BEGIN Task input

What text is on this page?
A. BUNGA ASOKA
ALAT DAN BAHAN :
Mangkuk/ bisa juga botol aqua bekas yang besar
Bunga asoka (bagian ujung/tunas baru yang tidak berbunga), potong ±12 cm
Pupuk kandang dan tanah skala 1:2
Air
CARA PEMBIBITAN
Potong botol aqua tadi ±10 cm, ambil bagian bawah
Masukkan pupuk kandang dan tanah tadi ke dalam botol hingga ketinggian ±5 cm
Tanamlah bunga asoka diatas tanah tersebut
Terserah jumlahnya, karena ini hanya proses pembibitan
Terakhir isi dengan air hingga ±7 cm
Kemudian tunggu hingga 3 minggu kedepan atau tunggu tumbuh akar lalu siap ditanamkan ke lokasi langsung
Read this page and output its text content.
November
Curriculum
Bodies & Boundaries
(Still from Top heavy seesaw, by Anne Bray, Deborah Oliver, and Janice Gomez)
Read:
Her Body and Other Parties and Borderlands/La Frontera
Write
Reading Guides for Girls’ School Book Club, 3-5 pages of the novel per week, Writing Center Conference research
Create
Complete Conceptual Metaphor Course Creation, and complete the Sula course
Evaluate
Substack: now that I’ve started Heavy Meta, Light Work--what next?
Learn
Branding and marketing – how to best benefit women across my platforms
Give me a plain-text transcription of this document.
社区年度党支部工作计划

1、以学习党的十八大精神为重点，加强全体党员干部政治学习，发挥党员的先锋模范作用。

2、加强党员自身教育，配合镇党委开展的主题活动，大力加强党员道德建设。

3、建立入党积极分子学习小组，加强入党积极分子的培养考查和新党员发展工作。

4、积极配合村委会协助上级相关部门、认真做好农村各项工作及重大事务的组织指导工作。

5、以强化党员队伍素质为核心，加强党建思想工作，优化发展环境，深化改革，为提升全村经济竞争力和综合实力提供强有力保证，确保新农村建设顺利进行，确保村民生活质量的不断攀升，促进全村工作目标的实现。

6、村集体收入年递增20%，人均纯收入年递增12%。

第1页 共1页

END Task input

Exercise requirements.
Take the line that contains "Read this page and output its text content." and each line after it down to the last of the records, and retype them exactly; add nothing else.

Final result.
Read this page and output its text content.
November
Curriculum
Bodies & Boundaries
(Still from Top heavy seesaw, by Anne Bray, Deborah Oliver, and Janice Gomez)
Read:
Her Body and Other Parties and Borderlands/La Frontera
Write
Reading Guides for Girls’ School Book Club, 3-5 pages of the novel per week, Writing Center Conference research
Create
Complete Conceptual Metaphor Course Creation, and complete the Sula course
Evaluate
Substack: now that I’ve started Heavy Meta, Light Work--what next?
Learn
Branding and marketing – how to best benefit women across my platforms
Give me a plain-text transcription of this document.
社区年度党支部工作计划

1、以学习党的十八大精神为重点，加强全体党员干部政治学习，发挥党员的先锋模范作用。

2、加强党员自身教育，配合镇党委开展的主题活动，大力加强党员道德建设。

3、建立入党积极分子学习小组，加强入党积极分子的培养考查和新党员发展工作。

4、积极配合村委会协助上级相关部门、认真做好农村各项工作及重大事务的组织指导工作。

5、以强化党员队伍素质为核心，加强党建思想工作，优化发展环境，深化改革，为提升全村经济竞争力和综合实力提供强有力保证，确保新农村建设顺利进行，确保村民生活质量的不断攀升，促进全村工作目标的实现。

6、村集体收入年递增20%，人均纯收入年递增12%。

第1页 共1页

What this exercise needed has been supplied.